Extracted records
#####
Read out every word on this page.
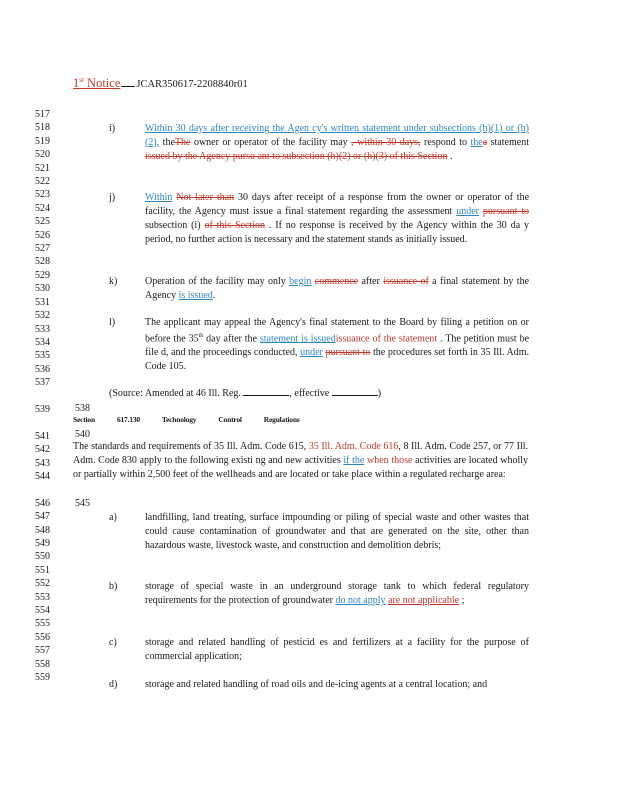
1st Notice JCAR350617-2208840r01
517
518
519
520
521
522
523
524
525
526
527
528
529
530
531
532
533
534
535
536
537

539

541
542
543
544

546
547
548
549
550
551
552
553
554
555
556
557
558
559
i)	Within 30 days after receiving the Agen cy's written statement under subsections (h)(1) or (h)(2), theThe owner or operator of the facility may , within 30 days, respond to thea statement issued by the Agency pursu ant to subsection (h)(2) or (h)(3) of this Section .
j)	Within Not later than 30 days after receipt of a response from the owner or operator of the facility, the Agency must issue a final statement regarding the assessment under pursuant to subsection (i) of this Section . If no response is received by the Agency within the 30 da y period, no further action is necessary and the statement stands as initially issued.
k)	Operation of the facility may only begin commence after issuance of a final statement by the Agency is issued.
l)	The applicant may appeal the Agency's final statement to the Board by filing a petition on or before the 35th day after the statement is issuedissuance of the statement . The petition must be file d, and the proceedings conducted, under pursuant to the procedures set forth in 35 Ill. Adm. Code 105.
(Source: Amended at 46 Ill. Reg.	, effective	)
538
Section	617.130	Technology	Control	Regulations
540
The standards and requirements of 35 Ill. Adm. Code 615, 35 Ill. Adm. Code 616, 8 Ill. Adm. Code 257, or 77 Ill. Adm. Code 830 apply to the following existi ng and new activities if the when those activities are located wholly or partially within 2,500 feet of the wellheads and are located or take place within a regulated recharge area:
545
a)	landfilling, land treating, surface impounding or piling of special waste and other wastes that could cause contamination of groundwater and that are generated on the site, other than hazardous waste, livestock waste, and construction and demolition debris;
b)	storage of special waste in an underground storage tank to which federal regulatory requirements for the protection of groundwater do not apply are not applicable ;
c)	storage and related handling of pesticid es and fertilizers at a facility for the purpose of commercial application;
d)	storage and related handling of road oils and de-icing agents at a central location; and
#####
**PROBLEM STATEMENT:**
Where a line in the entries holds the word "this", copy that line.

**ANSWER TO THE EXERCISE:**
Read out every word on this page.
i)	Within 30 days after receiving the Agen cy's written statement under subsections (h)(1) or (h)(2), theThe owner or operator of the facility may , within 30 days, respond to thea statement issued by the Agency pursu ant to subsection (h)(2) or (h)(3) of this Section .
j)	Within Not later than 30 days after receipt of a response from the owner or operator of the facility, the Agency must issue a final statement regarding the assessment under pursuant to subsection (i) of this Section . If no response is received by the Agency within the 30 da y period, no further action is necessary and the statement stands as initially issued.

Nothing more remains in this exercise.